### DATA EXCERPTS
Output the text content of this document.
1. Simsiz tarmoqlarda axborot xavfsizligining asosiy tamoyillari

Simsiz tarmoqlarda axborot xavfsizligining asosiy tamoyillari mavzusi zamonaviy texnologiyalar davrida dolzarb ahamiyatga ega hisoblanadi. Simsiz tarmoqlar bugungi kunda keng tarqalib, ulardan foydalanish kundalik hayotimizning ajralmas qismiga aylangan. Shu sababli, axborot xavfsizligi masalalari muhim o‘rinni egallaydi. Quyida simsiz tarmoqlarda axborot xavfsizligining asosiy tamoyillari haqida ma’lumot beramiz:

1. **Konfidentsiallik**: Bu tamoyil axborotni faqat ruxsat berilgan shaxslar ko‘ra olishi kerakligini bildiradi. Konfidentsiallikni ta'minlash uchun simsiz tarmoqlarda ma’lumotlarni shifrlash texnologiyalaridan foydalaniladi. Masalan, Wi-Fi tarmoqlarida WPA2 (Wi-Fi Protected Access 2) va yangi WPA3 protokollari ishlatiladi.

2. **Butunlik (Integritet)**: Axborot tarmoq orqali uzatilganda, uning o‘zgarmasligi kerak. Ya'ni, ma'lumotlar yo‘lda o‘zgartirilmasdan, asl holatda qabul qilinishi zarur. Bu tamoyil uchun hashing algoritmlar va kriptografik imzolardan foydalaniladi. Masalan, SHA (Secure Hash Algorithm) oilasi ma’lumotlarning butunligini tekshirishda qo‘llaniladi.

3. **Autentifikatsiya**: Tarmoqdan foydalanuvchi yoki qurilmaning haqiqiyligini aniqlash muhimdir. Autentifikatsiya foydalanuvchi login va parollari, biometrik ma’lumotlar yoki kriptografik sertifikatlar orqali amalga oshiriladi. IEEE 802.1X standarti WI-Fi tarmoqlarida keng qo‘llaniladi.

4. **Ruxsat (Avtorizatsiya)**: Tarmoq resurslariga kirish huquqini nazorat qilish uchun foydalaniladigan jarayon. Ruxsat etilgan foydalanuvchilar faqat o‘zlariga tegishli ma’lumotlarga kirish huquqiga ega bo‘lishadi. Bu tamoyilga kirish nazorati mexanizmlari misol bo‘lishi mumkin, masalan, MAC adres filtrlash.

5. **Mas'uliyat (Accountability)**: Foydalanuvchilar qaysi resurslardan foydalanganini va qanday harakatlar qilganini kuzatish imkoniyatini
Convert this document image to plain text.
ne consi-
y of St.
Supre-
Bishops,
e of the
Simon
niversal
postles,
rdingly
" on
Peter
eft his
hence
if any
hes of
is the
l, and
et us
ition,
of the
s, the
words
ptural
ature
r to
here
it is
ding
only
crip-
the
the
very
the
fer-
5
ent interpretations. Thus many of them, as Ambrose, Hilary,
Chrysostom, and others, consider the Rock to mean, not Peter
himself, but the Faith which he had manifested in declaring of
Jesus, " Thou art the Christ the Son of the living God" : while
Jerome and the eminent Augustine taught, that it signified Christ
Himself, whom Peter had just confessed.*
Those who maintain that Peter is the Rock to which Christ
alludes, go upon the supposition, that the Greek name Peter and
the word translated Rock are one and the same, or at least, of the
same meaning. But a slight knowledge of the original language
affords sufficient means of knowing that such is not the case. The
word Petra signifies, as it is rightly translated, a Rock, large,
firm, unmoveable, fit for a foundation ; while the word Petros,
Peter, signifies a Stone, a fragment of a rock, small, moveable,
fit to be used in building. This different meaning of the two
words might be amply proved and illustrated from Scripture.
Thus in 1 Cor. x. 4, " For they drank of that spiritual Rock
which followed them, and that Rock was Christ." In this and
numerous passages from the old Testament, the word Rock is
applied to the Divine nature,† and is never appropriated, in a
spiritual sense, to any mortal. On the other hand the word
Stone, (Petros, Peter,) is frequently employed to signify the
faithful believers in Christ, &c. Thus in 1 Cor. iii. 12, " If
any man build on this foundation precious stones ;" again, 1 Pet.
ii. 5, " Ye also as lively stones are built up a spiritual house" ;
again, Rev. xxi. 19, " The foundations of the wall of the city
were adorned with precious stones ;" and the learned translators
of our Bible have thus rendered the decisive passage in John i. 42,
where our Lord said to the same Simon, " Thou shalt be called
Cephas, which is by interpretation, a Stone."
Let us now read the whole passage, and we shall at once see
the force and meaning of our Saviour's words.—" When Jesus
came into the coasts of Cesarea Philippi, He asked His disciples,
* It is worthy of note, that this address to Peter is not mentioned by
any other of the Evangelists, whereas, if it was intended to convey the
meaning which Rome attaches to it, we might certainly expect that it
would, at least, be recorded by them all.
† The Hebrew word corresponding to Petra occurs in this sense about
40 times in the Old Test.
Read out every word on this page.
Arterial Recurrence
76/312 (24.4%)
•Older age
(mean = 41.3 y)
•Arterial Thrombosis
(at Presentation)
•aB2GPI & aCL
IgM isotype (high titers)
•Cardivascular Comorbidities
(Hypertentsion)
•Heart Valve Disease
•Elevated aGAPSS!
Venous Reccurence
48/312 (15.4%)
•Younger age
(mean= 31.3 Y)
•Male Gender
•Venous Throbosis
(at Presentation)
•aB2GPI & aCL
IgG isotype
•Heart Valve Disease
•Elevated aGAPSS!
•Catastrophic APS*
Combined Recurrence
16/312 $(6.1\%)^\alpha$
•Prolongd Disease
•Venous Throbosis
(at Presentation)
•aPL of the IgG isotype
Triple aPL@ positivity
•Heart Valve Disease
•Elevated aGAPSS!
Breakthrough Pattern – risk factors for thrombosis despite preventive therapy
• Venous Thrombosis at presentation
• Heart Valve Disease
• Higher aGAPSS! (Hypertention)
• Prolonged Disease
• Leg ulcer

### EXERCISE OBJECTIVE
Identify and copy the lines holding the word "which".

### CORRECT RESPONSE
himself, but the Faith which he had manifested in declaring of
Those who maintain that Peter is the Rock to which Christ
which followed them, and that Rock was Christ." In this and
Cephas, which is by interpretation, a Stone."
meaning which Rome attaches to it, we might certainly expect that it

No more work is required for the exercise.